--- start ---

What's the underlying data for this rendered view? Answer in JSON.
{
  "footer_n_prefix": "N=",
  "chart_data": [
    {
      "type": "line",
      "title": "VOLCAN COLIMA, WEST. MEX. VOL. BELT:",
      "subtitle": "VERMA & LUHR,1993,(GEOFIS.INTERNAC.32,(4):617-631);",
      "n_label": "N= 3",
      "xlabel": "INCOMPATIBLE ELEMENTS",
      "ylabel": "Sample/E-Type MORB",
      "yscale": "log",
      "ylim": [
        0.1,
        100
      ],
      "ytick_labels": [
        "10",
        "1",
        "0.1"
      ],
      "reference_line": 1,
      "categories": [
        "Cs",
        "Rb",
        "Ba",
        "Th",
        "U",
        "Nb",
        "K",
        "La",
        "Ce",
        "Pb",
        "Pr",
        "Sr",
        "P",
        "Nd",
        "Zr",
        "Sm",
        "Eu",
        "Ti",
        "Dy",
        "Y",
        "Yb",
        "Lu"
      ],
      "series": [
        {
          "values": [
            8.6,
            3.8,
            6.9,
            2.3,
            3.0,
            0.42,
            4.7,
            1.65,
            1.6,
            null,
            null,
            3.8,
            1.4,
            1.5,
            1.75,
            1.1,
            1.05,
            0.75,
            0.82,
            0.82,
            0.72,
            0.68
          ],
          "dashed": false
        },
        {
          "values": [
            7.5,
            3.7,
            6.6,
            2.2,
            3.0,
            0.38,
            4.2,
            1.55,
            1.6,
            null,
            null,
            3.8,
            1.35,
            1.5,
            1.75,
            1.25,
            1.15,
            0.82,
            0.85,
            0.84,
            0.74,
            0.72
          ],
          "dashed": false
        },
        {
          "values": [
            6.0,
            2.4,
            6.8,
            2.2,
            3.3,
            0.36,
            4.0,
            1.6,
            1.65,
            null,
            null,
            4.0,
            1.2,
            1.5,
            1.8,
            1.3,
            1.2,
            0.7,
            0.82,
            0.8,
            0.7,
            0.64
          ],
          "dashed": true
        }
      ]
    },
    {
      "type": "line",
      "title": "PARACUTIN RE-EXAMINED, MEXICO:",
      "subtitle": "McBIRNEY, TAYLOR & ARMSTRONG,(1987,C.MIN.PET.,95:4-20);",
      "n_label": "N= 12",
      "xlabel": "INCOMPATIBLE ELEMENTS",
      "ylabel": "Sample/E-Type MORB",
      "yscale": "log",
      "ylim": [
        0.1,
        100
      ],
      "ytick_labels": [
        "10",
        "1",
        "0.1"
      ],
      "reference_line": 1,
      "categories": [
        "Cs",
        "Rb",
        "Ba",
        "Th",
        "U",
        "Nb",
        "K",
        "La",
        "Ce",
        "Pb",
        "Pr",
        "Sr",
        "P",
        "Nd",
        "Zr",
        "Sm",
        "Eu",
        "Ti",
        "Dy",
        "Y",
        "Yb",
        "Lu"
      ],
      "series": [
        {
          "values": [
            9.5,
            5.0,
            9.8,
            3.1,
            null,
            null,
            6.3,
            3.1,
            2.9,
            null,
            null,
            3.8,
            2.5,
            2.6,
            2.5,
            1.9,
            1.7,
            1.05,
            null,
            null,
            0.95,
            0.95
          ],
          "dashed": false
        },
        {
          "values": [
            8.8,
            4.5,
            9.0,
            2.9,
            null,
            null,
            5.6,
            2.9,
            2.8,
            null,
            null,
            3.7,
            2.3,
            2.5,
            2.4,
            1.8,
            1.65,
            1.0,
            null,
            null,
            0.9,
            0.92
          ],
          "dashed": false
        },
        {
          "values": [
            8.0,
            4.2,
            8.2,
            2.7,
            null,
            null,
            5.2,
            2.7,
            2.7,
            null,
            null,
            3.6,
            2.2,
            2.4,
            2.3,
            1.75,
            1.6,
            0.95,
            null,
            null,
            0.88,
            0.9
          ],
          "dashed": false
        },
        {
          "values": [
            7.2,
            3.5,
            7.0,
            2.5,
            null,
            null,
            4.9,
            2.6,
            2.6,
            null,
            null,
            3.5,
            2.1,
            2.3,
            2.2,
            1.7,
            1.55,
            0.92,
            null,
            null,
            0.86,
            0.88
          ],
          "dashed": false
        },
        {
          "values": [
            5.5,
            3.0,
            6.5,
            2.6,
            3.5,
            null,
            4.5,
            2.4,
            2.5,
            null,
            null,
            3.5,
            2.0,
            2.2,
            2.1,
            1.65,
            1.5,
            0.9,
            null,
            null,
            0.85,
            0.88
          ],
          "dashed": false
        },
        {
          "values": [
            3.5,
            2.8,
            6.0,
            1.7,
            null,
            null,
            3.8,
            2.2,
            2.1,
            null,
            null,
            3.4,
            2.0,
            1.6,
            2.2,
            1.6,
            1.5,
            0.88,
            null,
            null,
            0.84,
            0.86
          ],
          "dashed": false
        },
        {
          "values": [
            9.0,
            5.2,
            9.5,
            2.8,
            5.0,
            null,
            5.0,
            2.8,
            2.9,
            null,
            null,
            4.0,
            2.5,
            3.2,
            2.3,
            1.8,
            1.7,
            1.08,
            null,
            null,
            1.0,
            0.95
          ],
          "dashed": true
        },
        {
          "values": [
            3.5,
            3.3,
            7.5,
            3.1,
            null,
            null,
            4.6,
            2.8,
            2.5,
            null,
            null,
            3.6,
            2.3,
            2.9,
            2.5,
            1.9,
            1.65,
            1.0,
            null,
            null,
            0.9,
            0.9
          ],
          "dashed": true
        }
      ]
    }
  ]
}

--- end ---

▶ Instruction
Return the material exactly as it stands.

▶ Output of the task
What's the underlying data for this rendered view? Answer in JSON.
{
  "footer_n_prefix": "N=",
  "chart_data": [
    {
      "type": "line",
      "title": "VOLCAN COLIMA, WEST. MEX. VOL. BELT:",
      "subtitle": "VERMA & LUHR,1993,(GEOFIS.INTERNAC.32,(4):617-631);",
      "n_label": "N= 3",
      "xlabel": "INCOMPATIBLE ELEMENTS",
      "ylabel": "Sample/E-Type MORB",
      "yscale": "log",
      "ylim": [
        0.1,
        100
      ],
      "ytick_labels": [
        "10",
        "1",
        "0.1"
      ],
      "reference_line": 1,
      "categories": [
        "Cs",
        "Rb",
        "Ba",
        "Th",
        "U",
        "Nb",
        "K",
        "La",
        "Ce",
        "Pb",
        "Pr",
        "Sr",
        "P",
        "Nd",
        "Zr",
        "Sm",
        "Eu",
        "Ti",
        "Dy",
        "Y",
        "Yb",
        "Lu"
      ],
      "series": [
        {
          "values": [
            8.6,
            3.8,
            6.9,
            2.3,
            3.0,
            0.42,
            4.7,
            1.65,
            1.6,
            null,
            null,
            3.8,
            1.4,
            1.5,
            1.75,
            1.1,
            1.05,
            0.75,
            0.82,
            0.82,
            0.72,
            0.68
          ],
          "dashed": false
        },
        {
          "values": [
            7.5,
            3.7,
            6.6,
            2.2,
            3.0,
            0.38,
            4.2,
            1.55,
            1.6,
            null,
            null,
            3.8,
            1.35,
            1.5,
            1.75,
            1.25,
            1.15,
            0.82,
            0.85,
            0.84,
            0.74,
            0.72
          ],
          "dashed": false
        },
        {
          "values": [
            6.0,
            2.4,
            6.8,
            2.2,
            3.3,
            0.36,
            4.0,
            1.6,
            1.65,
            null,
            null,
            4.0,
            1.2,
            1.5,
            1.8,
            1.3,
            1.2,
            0.7,
            0.82,
            0.8,
            0.7,
            0.64
          ],
          "dashed": true
        }
      ]
    },
    {
      "type": "line",
      "title": "PARACUTIN RE-EXAMINED, MEXICO:",
      "subtitle": "McBIRNEY, TAYLOR & ARMSTRONG,(1987,C.MIN.PET.,95:4-20);",
      "n_label": "N= 12",
      "xlabel": "INCOMPATIBLE ELEMENTS",
      "ylabel": "Sample/E-Type MORB",
      "yscale": "log",
      "ylim": [
        0.1,
        100
      ],
      "ytick_labels": [
        "10",
        "1",
        "0.1"
      ],
      "reference_line": 1,
      "categories": [
        "Cs",
        "Rb",
        "Ba",
        "Th",
        "U",
        "Nb",
        "K",
        "La",
        "Ce",
        "Pb",
        "Pr",
        "Sr",
        "P",
        "Nd",
        "Zr",
        "Sm",
        "Eu",
        "Ti",
        "Dy",
        "Y",
        "Yb",
        "Lu"
      ],
      "series": [
        {
          "values": [
            9.5,
            5.0,
            9.8,
            3.1,
            null,
            null,
            6.3,
            3.1,
            2.9,
            null,
            null,
            3.8,
            2.5,
            2.6,
            2.5,
            1.9,
            1.7,
            1.05,
            null,
            null,
            0.95,
            0.95
          ],
          "dashed": false
        },
        {
          "values": [
            8.8,
            4.5,
            9.0,
            2.9,
            null,
            null,
            5.6,
            2.9,
            2.8,
            null,
            null,
            3.7,
            2.3,
            2.5,
            2.4,
            1.8,
            1.65,
            1.0,
            null,
            null,
            0.9,
            0.92
          ],
          "dashed": false
        },
        {
          "values": [
            8.0,
            4.2,
            8.2,
            2.7,
            null,
            null,
            5.2,
            2.7,
            2.7,
            null,
            null,
            3.6,
            2.2,
            2.4,
            2.3,
            1.75,
            1.6,
            0.95,
            null,
            null,
            0.88,
            0.9
          ],
          "dashed": false
        },
        {
          "values": [
            7.2,
            3.5,
            7.0,
            2.5,
            null,
            null,
            4.9,
            2.6,
            2.6,
            null,
            null,
            3.5,
            2.1,
            2.3,
            2.2,
            1.7,
            1.55,
            0.92,
            null,
            null,
            0.86,
            0.88
          ],
          "dashed": false
        },
        {
          "values": [
            5.5,
            3.0,
            6.5,
            2.6,
            3.5,
            null,
            4.5,
            2.4,
            2.5,
            null,
            null,
            3.5,
            2.0,
            2.2,
            2.1,
            1.65,
            1.5,
            0.9,
            null,
            null,
            0.85,
            0.88
          ],
          "dashed": false
        },
        {
          "values": [
            3.5,
            2.8,
            6.0,
            1.7,
            null,
            null,
            3.8,
            2.2,
            2.1,
            null,
            null,
            3.4,
            2.0,
            1.6,
            2.2,
            1.6,
            1.5,
            0.88,
            null,
            null,
            0.84,
            0.86
          ],
          "dashed": false
        },
        {
          "values": [
            9.0,
            5.2,
            9.5,
            2.8,
            5.0,
            null,
            5.0,
            2.8,
            2.9,
            null,
            null,
            4.0,
            2.5,
            3.2,
            2.3,
            1.8,
            1.7,
            1.08,
            null,
            null,
            1.0,
            0.95
          ],
          "dashed": true
        },
        {
          "values": [
            3.5,
            3.3,
            7.5,
            3.1,
            null,
            null,
            4.6,
            2.8,
            2.5,
            null,
            null,
            3.6,
            2.3,
            2.9,
            2.5,
            1.9,
            1.65,
            1.0,
            null,
            null,
            0.9,
            0.9
          ],
          "dashed": true
        }
      ]
    }
  ]
}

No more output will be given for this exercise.